* Start MATERIAL FOR THIS TASK *

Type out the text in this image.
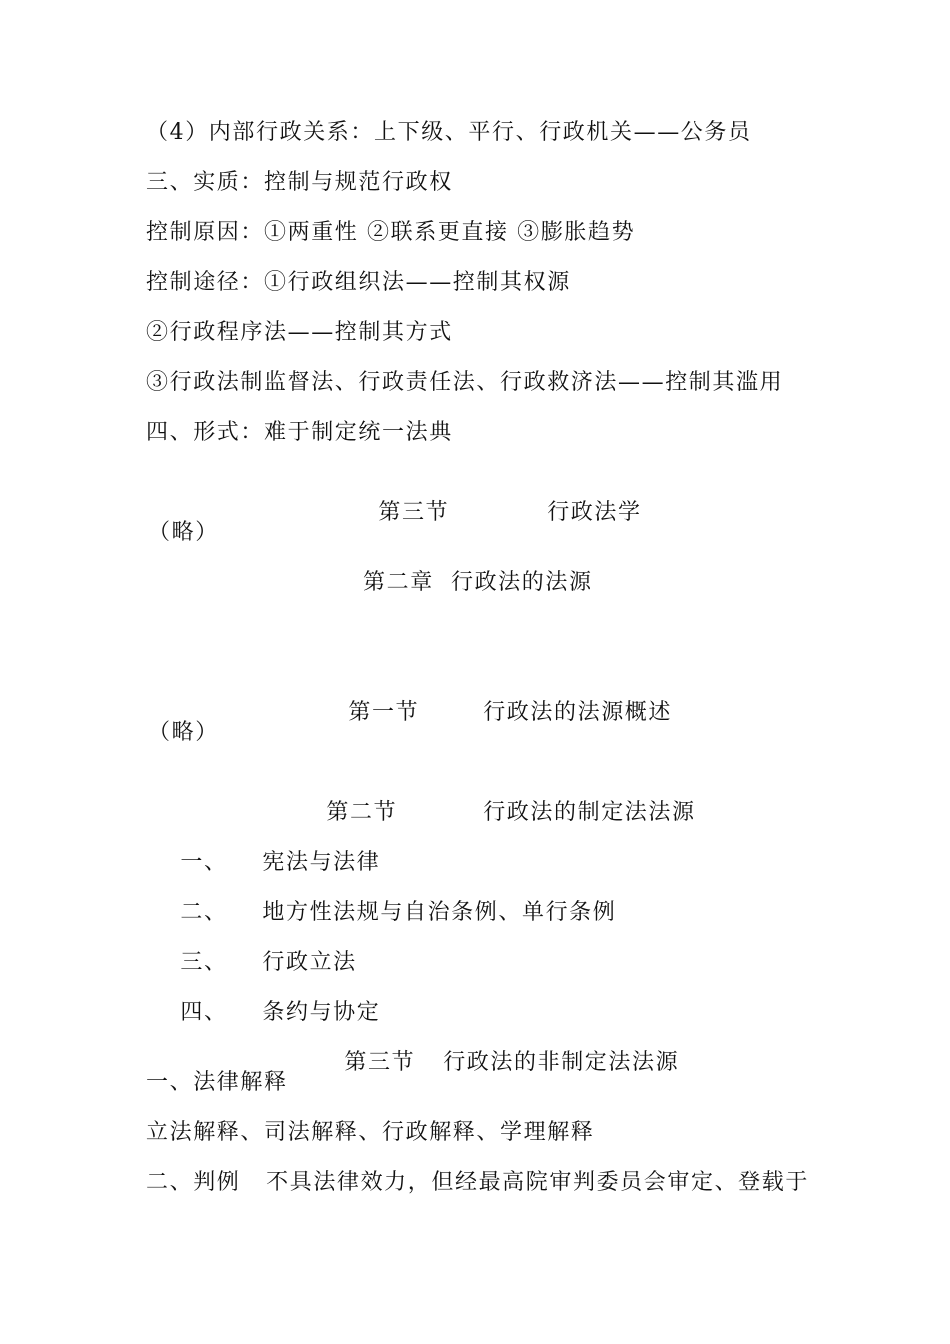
（4）内部行政关系：上下级、平行、行政机关——公务员
三、实质：控制与规范行政权
控制原因：①两重性 ②联系更直接 ③膨胀趋势
控制途径：①行政组织法——控制其权源
②行政程序法——控制其方式
③行政法制监督法、行政责任法、行政救济法——控制其滥用
四、形式：难于制定统一法典

第三节	行政法学

（略）
第二章  行政法的法源

第一节	行政法的法源概述

（略）

第二节	行政法的制定法法源

一、 宪法与法律

二、 地方性法规与自治条例、单行条例

三、 行政立法

四、 条约与协定

第三节 行政法的非制定法法源

一、法律解释
立法解释、司法解释、行政解释、学理解释
二、判例   不具法律效力，但经最高院审判委员会审定、登载于
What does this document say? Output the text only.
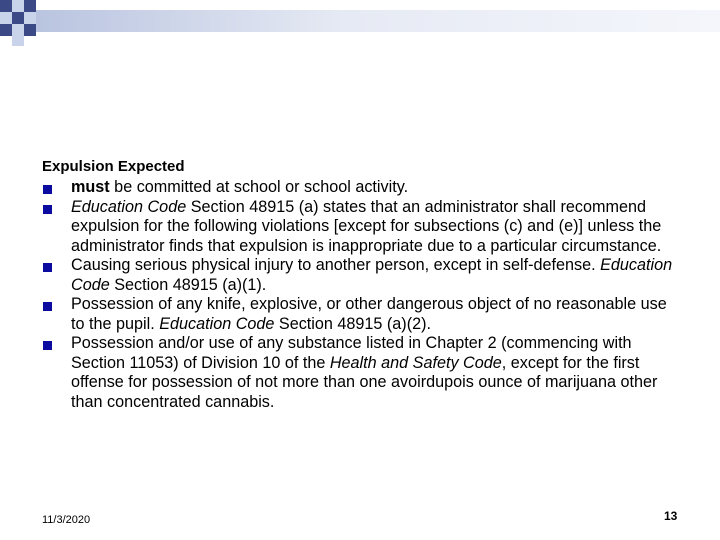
Expulsion Expected
must be committed at school or school activity.
Education Code Section 48915 (a) states that an administrator shall recommend expulsion for the following violations [except for subsections (c) and (e)] unless the administrator finds that expulsion is inappropriate due to a particular circumstance.
Causing serious physical injury to another person, except in self-defense. Education Code Section 48915 (a)(1).
Possession of any knife, explosive, or other dangerous object of no reasonable use to the pupil. Education Code Section 48915 (a)(2).
Possession and/or use of any substance listed in Chapter 2 (commencing with Section 11053) of Division 10 of the Health and Safety Code, except for the first offense for possession of not more than one avoirdupois ounce of marijuana other than concentrated cannabis.
11/3/2020	13
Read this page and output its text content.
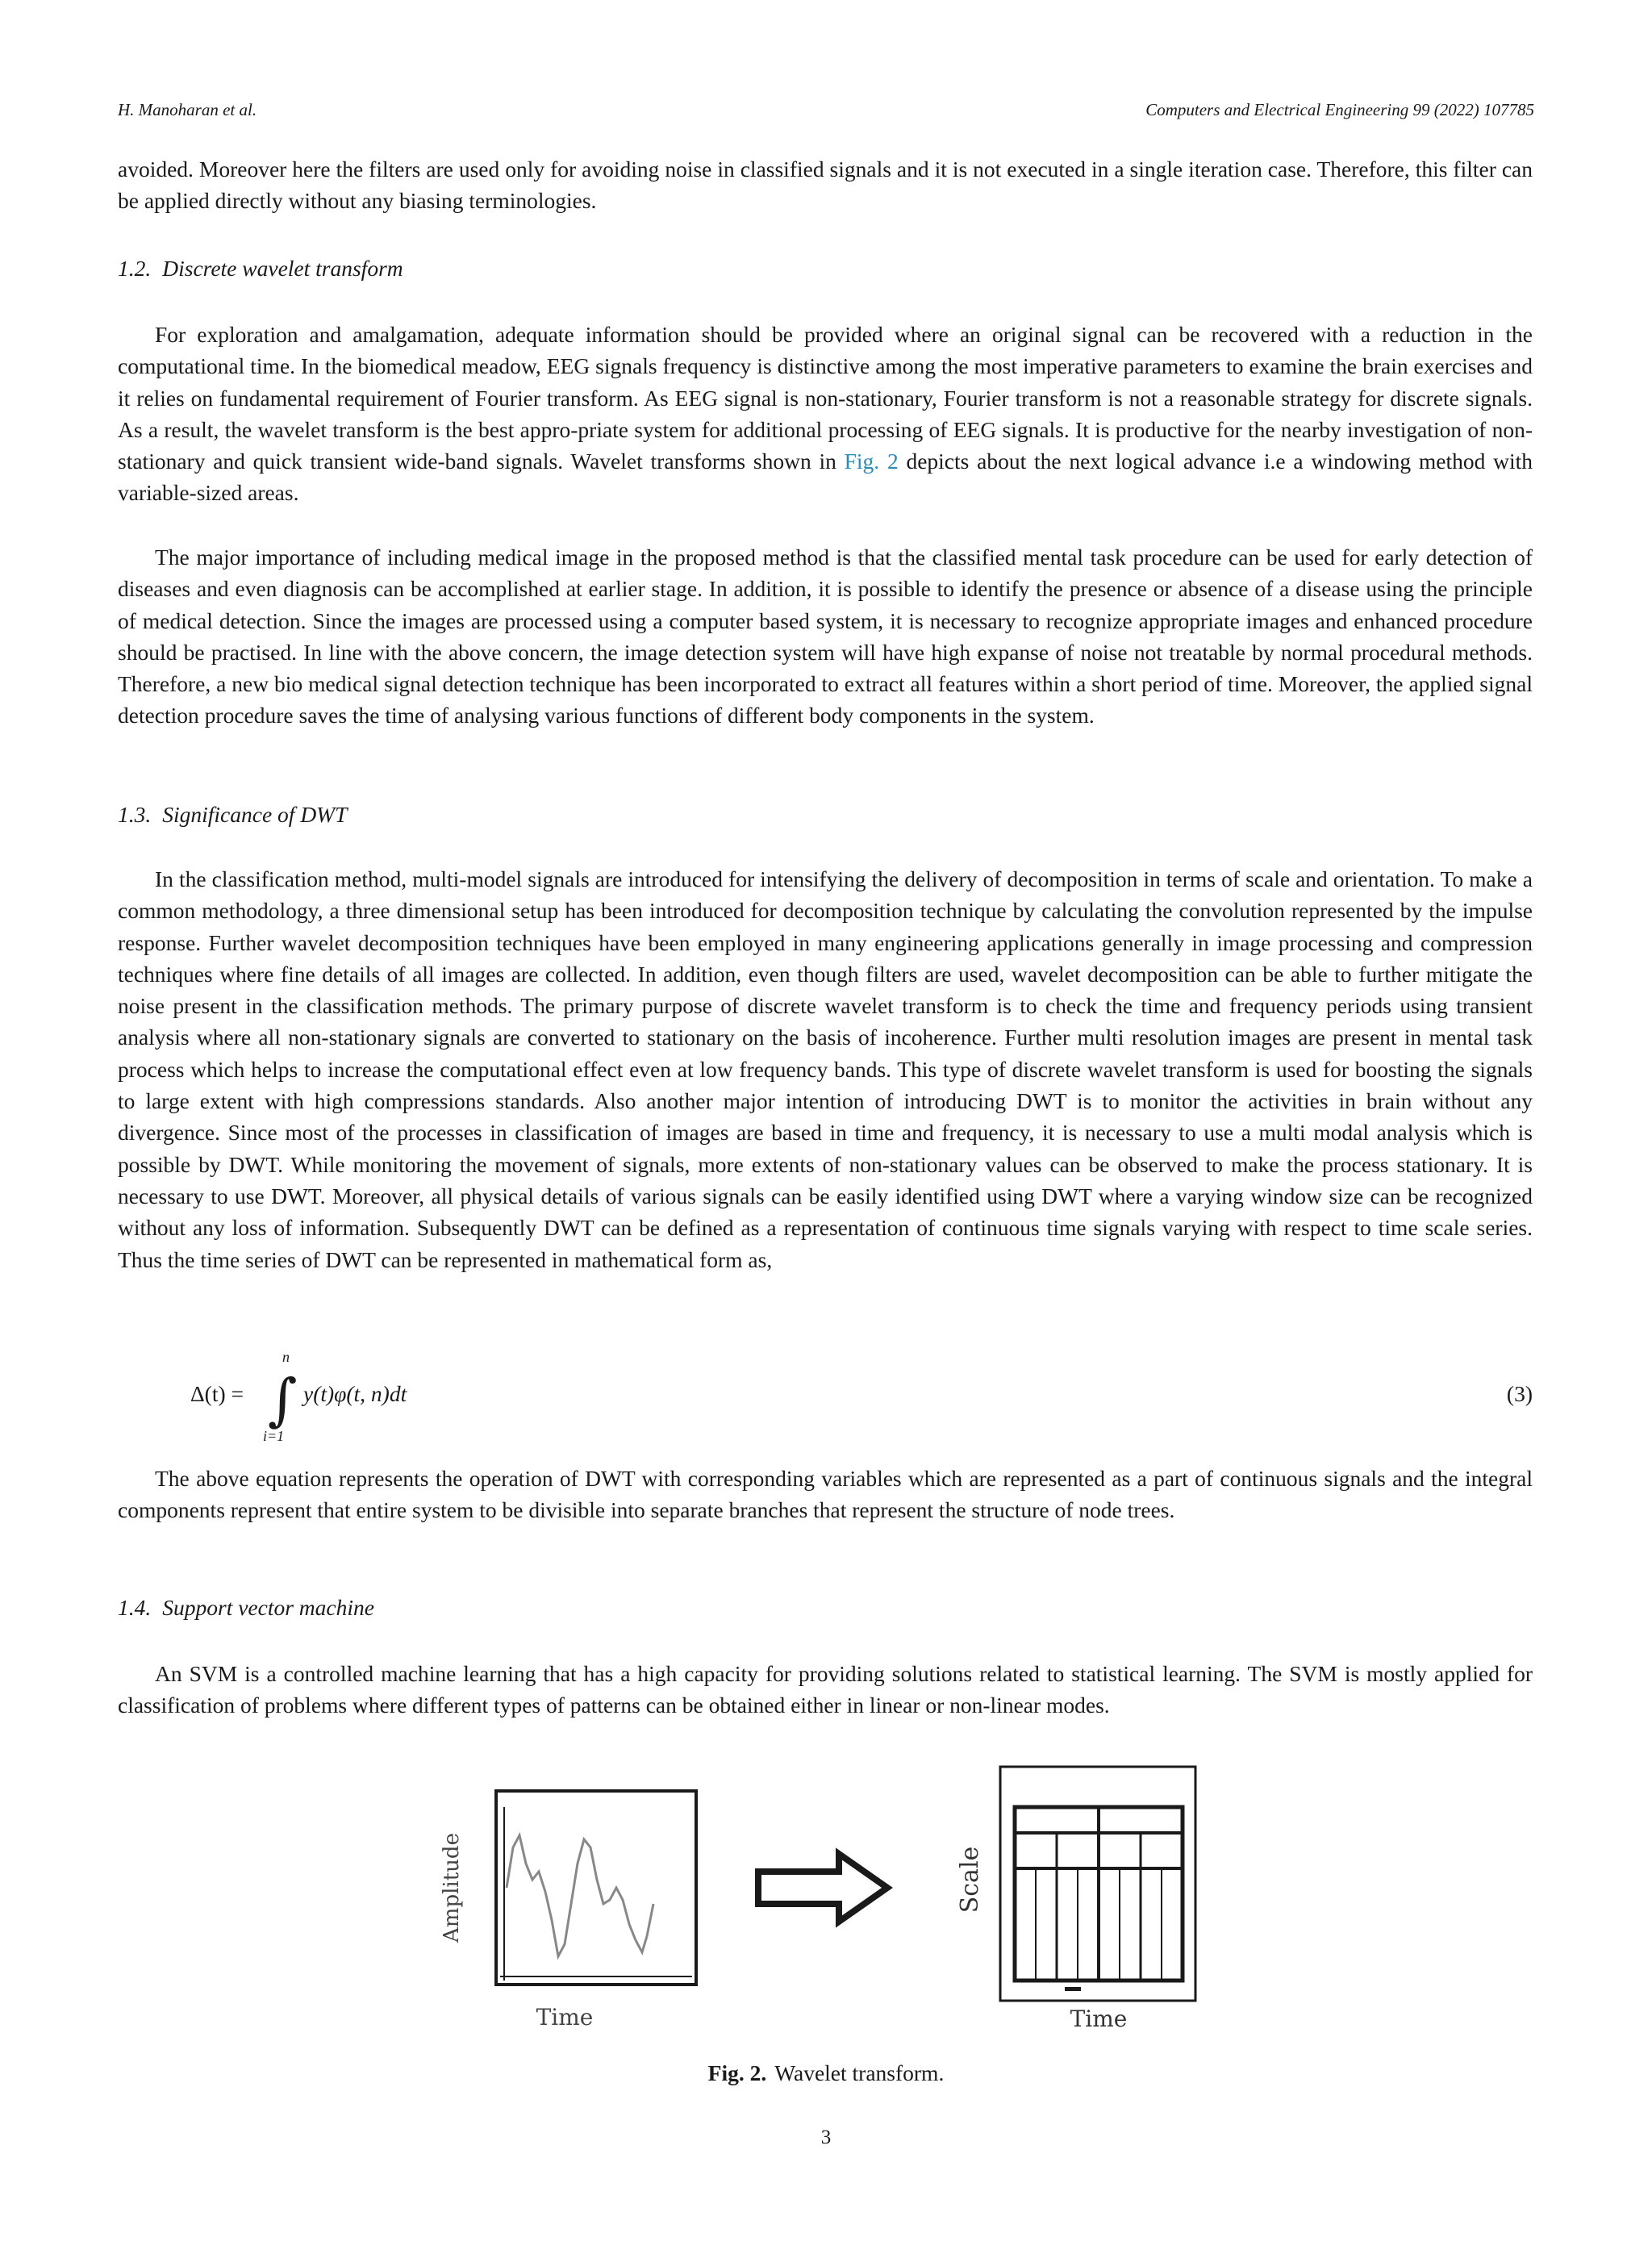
H. Manoharan et al.	Computers and Electrical Engineering 99 (2022) 107785

avoided. Moreover here the filters are used only for avoiding noise in classified signals and it is not executed in a single iteration case. Therefore, this filter can be applied directly without any biasing terminologies.

1.2. Discrete wavelet transform

For exploration and amalgamation, adequate information should be provided where an original signal can be recovered with a reduction in the computational time. In the biomedical meadow, EEG signals frequency is distinctive among the most imperative parameters to examine the brain exercises and it relies on fundamental requirement of Fourier transform. As EEG signal is non-stationary, Fourier transform is not a reasonable strategy for discrete signals. As a result, the wavelet transform is the best appro-priate system for additional processing of EEG signals. It is productive for the nearby investigation of non-stationary and quick transient wide-band signals. Wavelet transforms shown in Fig. 2 depicts about the next logical advance i.e a windowing method with variable-sized areas.

The major importance of including medical image in the proposed method is that the classified mental task procedure can be used for early detection of diseases and even diagnosis can be accomplished at earlier stage. In addition, it is possible to identify the presence or absence of a disease using the principle of medical detection. Since the images are processed using a computer based system, it is necessary to recognize appropriate images and enhanced procedure should be practised. In line with the above concern, the image detection system will have high expanse of noise not treatable by normal procedural methods. Therefore, a new bio medical signal detection technique has been incorporated to extract all features within a short period of time. Moreover, the applied signal detection procedure saves the time of analysing various functions of different body components in the system.

1.3. Significance of DWT

In the classification method, multi-model signals are introduced for intensifying the delivery of decomposition in terms of scale and orientation. To make a common methodology, a three dimensional setup has been introduced for decomposition technique by calculating the convolution represented by the impulse response. Further wavelet decomposition techniques have been employed in many engineering applications generally in image processing and compression techniques where fine details of all images are collected. In addition, even though filters are used, wavelet decomposition can be able to further mitigate the noise present in the classification methods. The primary purpose of discrete wavelet transform is to check the time and frequency periods using transient analysis where all non-stationary signals are converted to stationary on the basis of incoherence. Further multi resolution images are present in mental task process which helps to increase the computational effect even at low frequency bands. This type of discrete wavelet transform is used for boosting the signals to large extent with high compressions standards. Also another major intention of introducing DWT is to monitor the activities in brain without any divergence. Since most of the processes in classification of images are based in time and frequency, it is necessary to use a multi modal analysis which is possible by DWT. While monitoring the movement of signals, more extents of non-stationary values can be observed to make the process stationary. It is necessary to use DWT. Moreover, all physical details of various signals can be easily identified using DWT where a varying window size can be recognized without any loss of information. Subsequently DWT can be defined as a representation of continuous time signals varying with respect to time scale series. Thus the time series of DWT can be represented in mathematical form as,

Δ(t) =
n
∫
i=1
y(t)φ(t, n)dt	(3)

The above equation represents the operation of DWT with corresponding variables which are represented as a part of continuous signals and the integral components represent that entire system to be divisible into separate branches that represent the structure of node trees.

1.4. Support vector machine

An SVM is a controlled machine learning that has a high capacity for providing solutions related to statistical learning. The SVM is mostly applied for classification of problems where different types of patterns can be obtained either in linear or non-linear modes.

Amplitude
Time
Scale
Time
Fig. 2. Wavelet transform.
3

* End MATERIAL FOR THIS TASK *

* _TASK DETAILS_
Quote every record above exactly, omitting any pictures they contain.

* _WRITTEN REPLY_
Type out the text in this image.
（4）内部行政关系：上下级、平行、行政机关——公务员
三、实质：控制与规范行政权
控制原因：①两重性 ②联系更直接 ③膨胀趋势
控制途径：①行政组织法——控制其权源
②行政程序法——控制其方式
③行政法制监督法、行政责任法、行政救济法——控制其滥用
四、形式：难于制定统一法典

第三节	行政法学

（略）
第二章  行政法的法源

第一节	行政法的法源概述

（略）

第二节	行政法的制定法法源

一、 宪法与法律

二、 地方性法规与自治条例、单行条例

三、 行政立法

四、 条约与协定

第三节 行政法的非制定法法源

一、法律解释
立法解释、司法解释、行政解释、学理解释
二、判例   不具法律效力，但经最高院审判委员会审定、登载于
What does this document say? Output the text only.
Expulsion Expected
must be committed at school or school activity.
Education Code Section 48915 (a) states that an administrator shall recommend expulsion for the following violations [except for subsections (c) and (e)] unless the administrator finds that expulsion is inappropriate due to a particular circumstance.
Causing serious physical injury to another person, except in self-defense. Education Code Section 48915 (a)(1).
Possession of any knife, explosive, or other dangerous object of no reasonable use to the pupil. Education Code Section 48915 (a)(2).
Possession and/or use of any substance listed in Chapter 2 (commencing with Section 11053) of Division 10 of the Health and Safety Code, except for the first offense for possession of not more than one avoirdupois ounce of marijuana other than concentrated cannabis.
11/3/2020	13
Read this page and output its text content.
H. Manoharan et al.	Computers and Electrical Engineering 99 (2022) 107785

avoided. Moreover here the filters are used only for avoiding noise in classified signals and it is not executed in a single iteration case. Therefore, this filter can be applied directly without any biasing terminologies.

1.2. Discrete wavelet transform

For exploration and amalgamation, adequate information should be provided where an original signal can be recovered with a reduction in the computational time. In the biomedical meadow, EEG signals frequency is distinctive among the most imperative parameters to examine the brain exercises and it relies on fundamental requirement of Fourier transform. As EEG signal is non-stationary, Fourier transform is not a reasonable strategy for discrete signals. As a result, the wavelet transform is the best appro-priate system for additional processing of EEG signals. It is productive for the nearby investigation of non-stationary and quick transient wide-band signals. Wavelet transforms shown in Fig. 2 depicts about the next logical advance i.e a windowing method with variable-sized areas.

The major importance of including medical image in the proposed method is that the classified mental task procedure can be used for early detection of diseases and even diagnosis can be accomplished at earlier stage. In addition, it is possible to identify the presence or absence of a disease using the principle of medical detection. Since the images are processed using a computer based system, it is necessary to recognize appropriate images and enhanced procedure should be practised. In line with the above concern, the image detection system will have high expanse of noise not treatable by normal procedural methods. Therefore, a new bio medical signal detection technique has been incorporated to extract all features within a short period of time. Moreover, the applied signal detection procedure saves the time of analysing various functions of different body components in the system.

1.3. Significance of DWT

In the classification method, multi-model signals are introduced for intensifying the delivery of decomposition in terms of scale and orientation. To make a common methodology, a three dimensional setup has been introduced for decomposition technique by calculating the convolution represented by the impulse response. Further wavelet decomposition techniques have been employed in many engineering applications generally in image processing and compression techniques where fine details of all images are collected. In addition, even though filters are used, wavelet decomposition can be able to further mitigate the noise present in the classification methods. The primary purpose of discrete wavelet transform is to check the time and frequency periods using transient analysis where all non-stationary signals are converted to stationary on the basis of incoherence. Further multi resolution images are present in mental task process which helps to increase the computational effect even at low frequency bands. This type of discrete wavelet transform is used for boosting the signals to large extent with high compressions standards. Also another major intention of introducing DWT is to monitor the activities in brain without any divergence. Since most of the processes in classification of images are based in time and frequency, it is necessary to use a multi modal analysis which is possible by DWT. While monitoring the movement of signals, more extents of non-stationary values can be observed to make the process stationary. It is necessary to use DWT. Moreover, all physical details of various signals can be easily identified using DWT where a varying window size can be recognized without any loss of information. Subsequently DWT can be defined as a representation of continuous time signals varying with respect to time scale series. Thus the time series of DWT can be represented in mathematical form as,

Δ(t) =
n
∫
i=1
y(t)φ(t, n)dt	(3)

The above equation represents the operation of DWT with corresponding variables which are represented as a part of continuous signals and the integral components represent that entire system to be divisible into separate branches that represent the structure of node trees.

1.4. Support vector machine

An SVM is a controlled machine learning that has a high capacity for providing solutions related to statistical learning. The SVM is mostly applied for classification of problems where different types of patterns can be obtained either in linear or non-linear modes.

Amplitude
Time
Scale
Time
Fig. 2. Wavelet transform.
3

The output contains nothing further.